◆ SET EXERCISE
Wherever the string "efforts" appears in the listing, copy that line.

──────── DATA FOR THIS TASK

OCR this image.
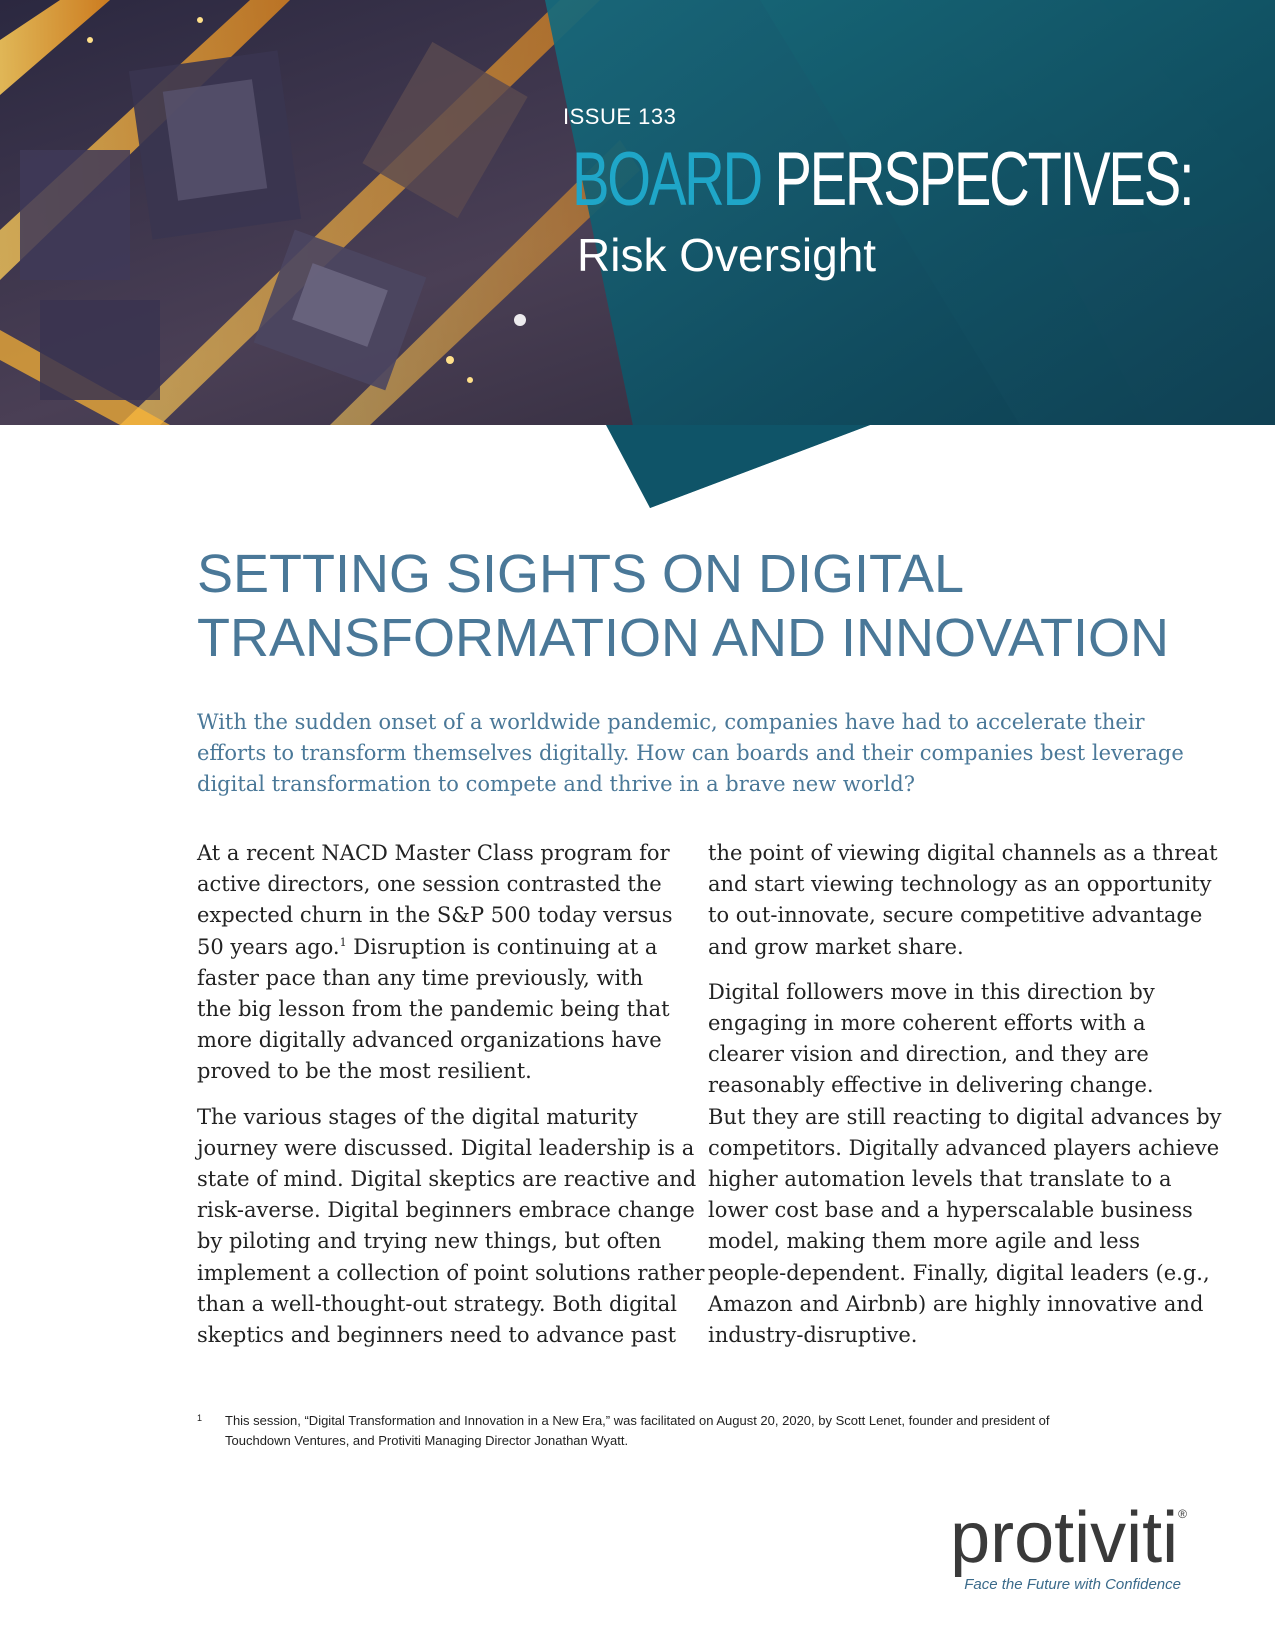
ISSUE 133
BOARD PERSPECTIVES:
Risk Oversight
SETTING SIGHTS ON DIGITAL
TRANSFORMATION AND INNOVATION

With the sudden onset of a worldwide pandemic, companies have had to accelerate their
efforts to transform themselves digitally. How can boards and their companies best leverage
digital transformation to compete and thrive in a brave new world?

At a recent NACD Master Class program for
active directors, one session contrasted the
expected churn in the S&P 500 today versus
50 years ago.$^1$ Disruption is continuing at a
faster pace than any time previously, with
the big lesson from the pandemic being that
more digitally advanced organizations have
proved to be the most resilient.

The various stages of the digital maturity
journey were discussed. Digital leadership is a
state of mind. Digital skeptics are reactive and
risk-averse. Digital beginners embrace change
by piloting and trying new things, but often
implement a collection of point solutions rather
than a well-thought-out strategy. Both digital
skeptics and beginners need to advance past

the point of viewing digital channels as a threat
and start viewing technology as an opportunity
to out-innovate, secure competitive advantage
and grow market share.

Digital followers move in this direction by
engaging in more coherent efforts with a
clearer vision and direction, and they are
reasonably effective in delivering change.
But they are still reacting to digital advances by
competitors. Digitally advanced players achieve
higher automation levels that translate to a
lower cost base and a hyperscalable business
model, making them more agile and less
people-dependent. Finally, digital leaders (e.g.,
Amazon and Airbnb) are highly innovative and
industry-disruptive.

1 This session, “Digital Transformation and Innovation in a New Era,” was facilitated on August 20, 2020, by Scott Lenet, founder and president of
Touchdown Ventures, and Protiviti Managing Director Jonathan Wyatt.
protiviti®
Face the Future with Confidence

────────────────

◆ WRITTEN ANSWER
efforts to transform themselves digitally. How can boards and their companies best leverage
engaging in more coherent efforts with a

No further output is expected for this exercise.